— START OF Data records —
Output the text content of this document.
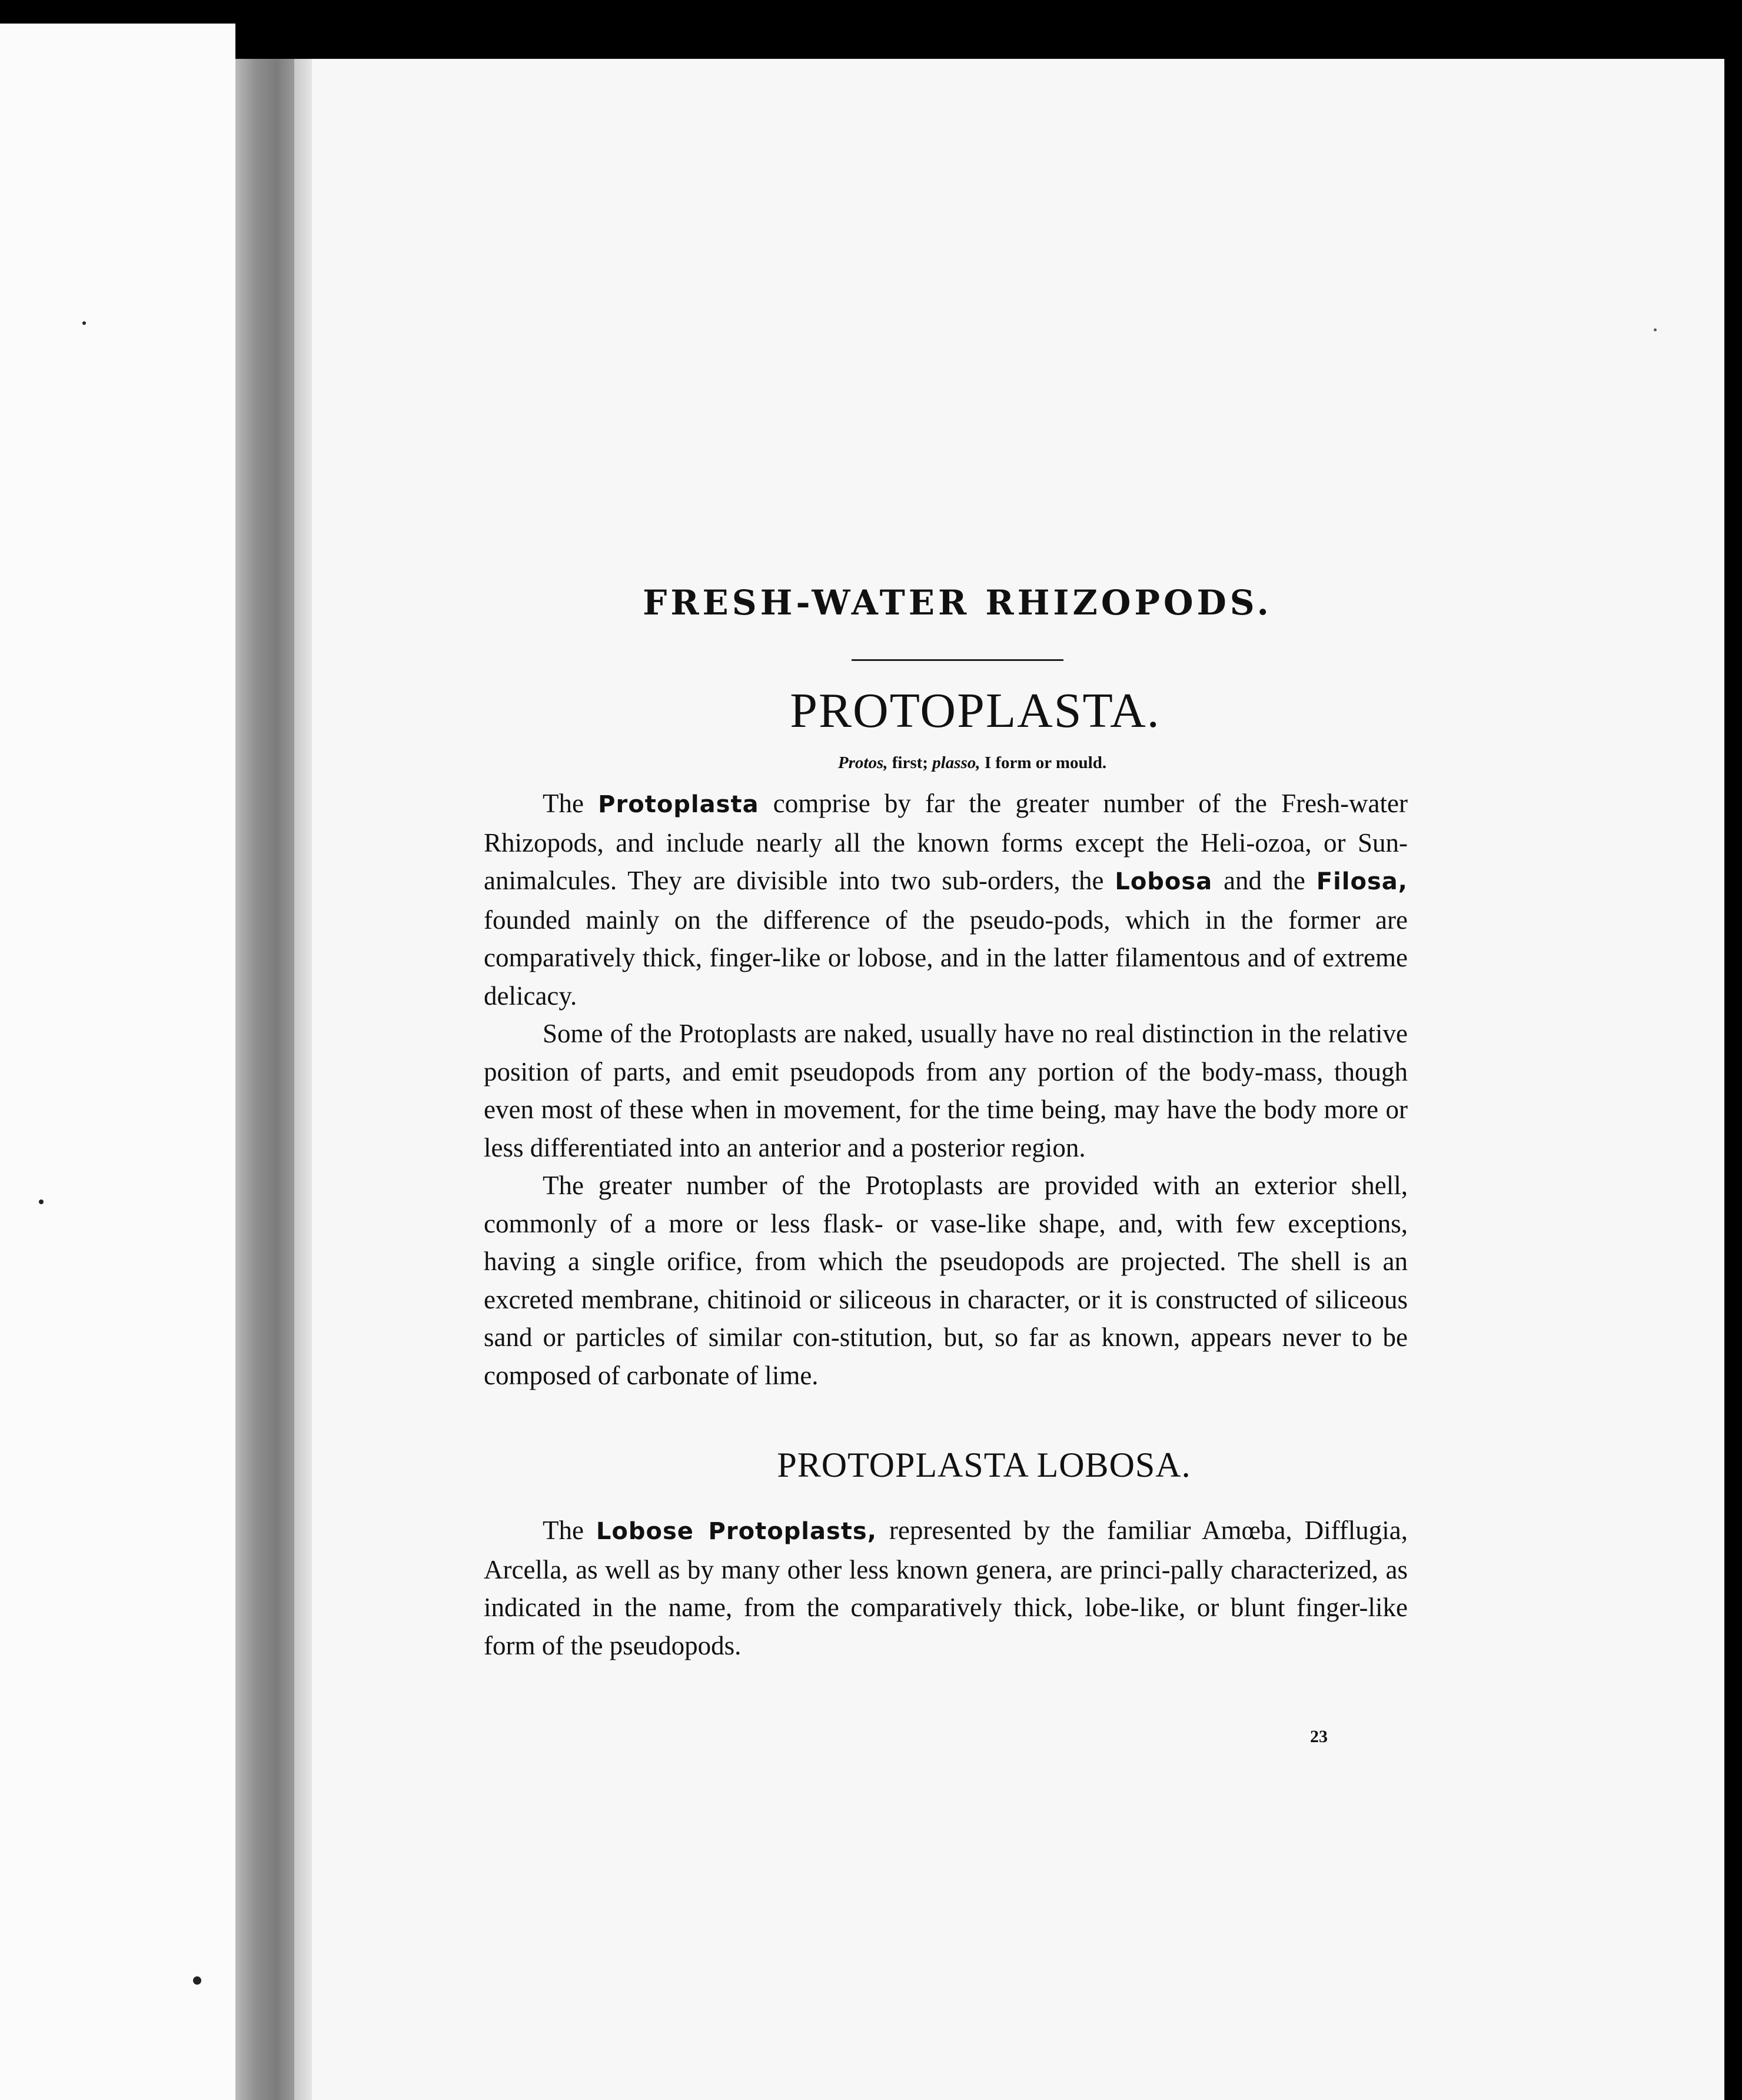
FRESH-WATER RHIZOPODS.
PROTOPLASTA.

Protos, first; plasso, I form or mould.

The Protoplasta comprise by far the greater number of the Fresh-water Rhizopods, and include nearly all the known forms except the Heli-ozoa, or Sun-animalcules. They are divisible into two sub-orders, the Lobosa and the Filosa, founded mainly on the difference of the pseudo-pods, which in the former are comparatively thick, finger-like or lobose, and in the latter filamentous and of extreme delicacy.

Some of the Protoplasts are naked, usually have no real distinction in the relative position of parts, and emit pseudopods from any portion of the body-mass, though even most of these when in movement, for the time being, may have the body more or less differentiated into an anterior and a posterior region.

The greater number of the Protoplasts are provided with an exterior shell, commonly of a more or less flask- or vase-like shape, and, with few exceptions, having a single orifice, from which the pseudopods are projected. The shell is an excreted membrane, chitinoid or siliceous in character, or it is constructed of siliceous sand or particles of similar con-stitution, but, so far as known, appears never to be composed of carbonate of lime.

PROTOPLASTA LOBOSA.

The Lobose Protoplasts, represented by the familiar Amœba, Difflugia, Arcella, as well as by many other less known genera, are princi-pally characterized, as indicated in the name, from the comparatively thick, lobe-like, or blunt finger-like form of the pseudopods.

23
— END OF Data records —
→ **Stated goal**:
Repeat the records above verbatim, with no pictures in the result.

→ **Full output**:
Output the text content of this document.
FRESH-WATER RHIZOPODS.
PROTOPLASTA.

Protos, first; plasso, I form or mould.

The Protoplasta comprise by far the greater number of the Fresh-water Rhizopods, and include nearly all the known forms except the Heli-ozoa, or Sun-animalcules. They are divisible into two sub-orders, the Lobosa and the Filosa, founded mainly on the difference of the pseudo-pods, which in the former are comparatively thick, finger-like or lobose, and in the latter filamentous and of extreme delicacy.

Some of the Protoplasts are naked, usually have no real distinction in the relative position of parts, and emit pseudopods from any portion of the body-mass, though even most of these when in movement, for the time being, may have the body more or less differentiated into an anterior and a posterior region.

The greater number of the Protoplasts are provided with an exterior shell, commonly of a more or less flask- or vase-like shape, and, with few exceptions, having a single orifice, from which the pseudopods are projected. The shell is an excreted membrane, chitinoid or siliceous in character, or it is constructed of siliceous sand or particles of similar con-stitution, but, so far as known, appears never to be composed of carbonate of lime.

PROTOPLASTA LOBOSA.

The Lobose Protoplasts, represented by the familiar Amœba, Difflugia, Arcella, as well as by many other less known genera, are princi-pally characterized, as indicated in the name, from the comparatively thick, lobe-like, or blunt finger-like form of the pseudopods.

23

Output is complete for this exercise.